(STATED PROBLEM) Report how many lines of the following entries include the string "this"; respond with the number alone.

(Dataset listings of figures)
>> Start

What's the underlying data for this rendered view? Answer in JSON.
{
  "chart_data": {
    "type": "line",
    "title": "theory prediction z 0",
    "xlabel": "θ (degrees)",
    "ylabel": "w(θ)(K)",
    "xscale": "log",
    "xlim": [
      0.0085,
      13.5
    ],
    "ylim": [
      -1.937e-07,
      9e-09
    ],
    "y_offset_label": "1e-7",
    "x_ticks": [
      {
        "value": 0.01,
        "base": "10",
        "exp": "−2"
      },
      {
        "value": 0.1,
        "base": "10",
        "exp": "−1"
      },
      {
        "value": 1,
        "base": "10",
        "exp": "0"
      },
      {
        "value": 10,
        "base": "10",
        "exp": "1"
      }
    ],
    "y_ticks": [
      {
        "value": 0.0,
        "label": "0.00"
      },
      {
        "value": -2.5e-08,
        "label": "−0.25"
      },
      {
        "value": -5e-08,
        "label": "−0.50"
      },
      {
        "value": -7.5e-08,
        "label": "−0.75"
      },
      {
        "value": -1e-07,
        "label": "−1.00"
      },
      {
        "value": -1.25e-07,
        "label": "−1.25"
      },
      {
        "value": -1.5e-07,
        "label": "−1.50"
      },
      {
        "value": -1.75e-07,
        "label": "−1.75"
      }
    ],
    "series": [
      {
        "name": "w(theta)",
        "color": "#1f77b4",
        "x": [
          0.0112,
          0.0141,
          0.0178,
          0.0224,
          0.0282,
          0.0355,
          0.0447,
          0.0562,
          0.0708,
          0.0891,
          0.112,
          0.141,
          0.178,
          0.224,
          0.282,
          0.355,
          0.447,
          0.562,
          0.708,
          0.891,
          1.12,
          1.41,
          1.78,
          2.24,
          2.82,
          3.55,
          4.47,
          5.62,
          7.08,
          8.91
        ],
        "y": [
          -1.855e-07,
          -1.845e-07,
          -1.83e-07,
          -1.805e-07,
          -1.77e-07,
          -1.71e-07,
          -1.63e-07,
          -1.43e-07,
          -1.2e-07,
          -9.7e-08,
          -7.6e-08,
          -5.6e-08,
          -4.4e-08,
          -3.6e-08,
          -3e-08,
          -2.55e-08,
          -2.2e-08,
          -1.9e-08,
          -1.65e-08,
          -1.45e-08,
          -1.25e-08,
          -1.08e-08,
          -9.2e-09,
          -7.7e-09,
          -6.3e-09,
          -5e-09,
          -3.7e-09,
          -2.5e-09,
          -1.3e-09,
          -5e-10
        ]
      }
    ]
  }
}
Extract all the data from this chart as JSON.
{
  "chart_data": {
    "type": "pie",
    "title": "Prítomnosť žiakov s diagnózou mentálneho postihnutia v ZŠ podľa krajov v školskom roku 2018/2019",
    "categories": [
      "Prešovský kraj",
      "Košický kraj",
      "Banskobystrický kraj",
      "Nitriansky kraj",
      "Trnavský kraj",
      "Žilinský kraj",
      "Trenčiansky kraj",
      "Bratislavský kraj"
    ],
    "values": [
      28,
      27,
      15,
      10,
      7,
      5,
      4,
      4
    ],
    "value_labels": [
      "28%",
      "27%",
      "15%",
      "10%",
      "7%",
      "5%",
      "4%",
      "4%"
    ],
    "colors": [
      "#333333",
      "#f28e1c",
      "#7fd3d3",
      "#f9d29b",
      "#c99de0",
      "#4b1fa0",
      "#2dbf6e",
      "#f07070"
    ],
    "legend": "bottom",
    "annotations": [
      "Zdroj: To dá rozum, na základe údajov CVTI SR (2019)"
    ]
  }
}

>> End

(RESULT BELOW) 2